**JOB**
Once the pictures are set aside, transcribe the remaining data exactly.

**Stored dataset items**

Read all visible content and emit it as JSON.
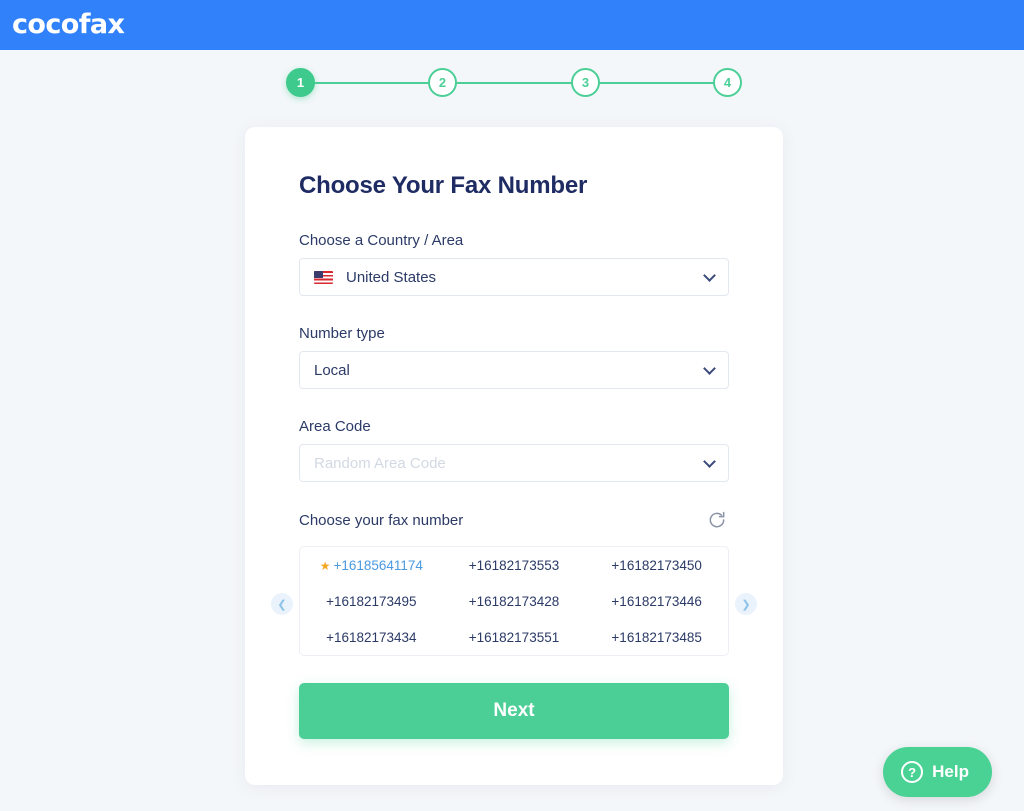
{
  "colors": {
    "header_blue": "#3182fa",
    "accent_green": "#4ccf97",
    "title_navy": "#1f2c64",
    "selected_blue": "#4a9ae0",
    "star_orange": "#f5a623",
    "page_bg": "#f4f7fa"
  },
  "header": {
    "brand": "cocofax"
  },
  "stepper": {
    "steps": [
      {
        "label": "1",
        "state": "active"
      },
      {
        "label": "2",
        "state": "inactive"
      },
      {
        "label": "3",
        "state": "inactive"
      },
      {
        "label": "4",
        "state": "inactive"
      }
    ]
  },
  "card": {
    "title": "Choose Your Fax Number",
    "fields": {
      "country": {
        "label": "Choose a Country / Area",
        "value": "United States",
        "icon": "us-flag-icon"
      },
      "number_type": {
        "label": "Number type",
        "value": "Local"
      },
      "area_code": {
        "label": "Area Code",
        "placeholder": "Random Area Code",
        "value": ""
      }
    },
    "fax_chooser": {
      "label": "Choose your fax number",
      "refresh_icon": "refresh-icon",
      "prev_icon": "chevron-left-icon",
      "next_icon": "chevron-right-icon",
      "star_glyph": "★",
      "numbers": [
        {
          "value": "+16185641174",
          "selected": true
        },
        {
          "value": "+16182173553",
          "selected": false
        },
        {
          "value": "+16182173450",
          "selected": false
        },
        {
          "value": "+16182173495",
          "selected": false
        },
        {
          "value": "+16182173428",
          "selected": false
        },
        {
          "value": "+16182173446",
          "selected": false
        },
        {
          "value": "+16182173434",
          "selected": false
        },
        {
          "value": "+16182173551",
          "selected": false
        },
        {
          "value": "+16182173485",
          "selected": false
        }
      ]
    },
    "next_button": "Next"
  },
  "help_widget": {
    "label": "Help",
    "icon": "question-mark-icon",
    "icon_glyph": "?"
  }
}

**RESULT OF THIS TASK**
Read all visible content and emit it as JSON.
{
  "colors": {
    "header_blue": "#3182fa",
    "accent_green": "#4ccf97",
    "title_navy": "#1f2c64",
    "selected_blue": "#4a9ae0",
    "star_orange": "#f5a623",
    "page_bg": "#f4f7fa"
  },
  "header": {
    "brand": "cocofax"
  },
  "stepper": {
    "steps": [
      {
        "label": "1",
        "state": "active"
      },
      {
        "label": "2",
        "state": "inactive"
      },
      {
        "label": "3",
        "state": "inactive"
      },
      {
        "label": "4",
        "state": "inactive"
      }
    ]
  },
  "card": {
    "title": "Choose Your Fax Number",
    "fields": {
      "country": {
        "label": "Choose a Country / Area",
        "value": "United States",
        "icon": "us-flag-icon"
      },
      "number_type": {
        "label": "Number type",
        "value": "Local"
      },
      "area_code": {
        "label": "Area Code",
        "placeholder": "Random Area Code",
        "value": ""
      }
    },
    "fax_chooser": {
      "label": "Choose your fax number",
      "refresh_icon": "refresh-icon",
      "prev_icon": "chevron-left-icon",
      "next_icon": "chevron-right-icon",
      "star_glyph": "★",
      "numbers": [
        {
          "value": "+16185641174",
          "selected": true
        },
        {
          "value": "+16182173553",
          "selected": false
        },
        {
          "value": "+16182173450",
          "selected": false
        },
        {
          "value": "+16182173495",
          "selected": false
        },
        {
          "value": "+16182173428",
          "selected": false
        },
        {
          "value": "+16182173446",
          "selected": false
        },
        {
          "value": "+16182173434",
          "selected": false
        },
        {
          "value": "+16182173551",
          "selected": false
        },
        {
          "value": "+16182173485",
          "selected": false
        }
      ]
    },
    "next_button": "Next"
  },
  "help_widget": {
    "label": "Help",
    "icon": "question-mark-icon",
    "icon_glyph": "?"
  }
}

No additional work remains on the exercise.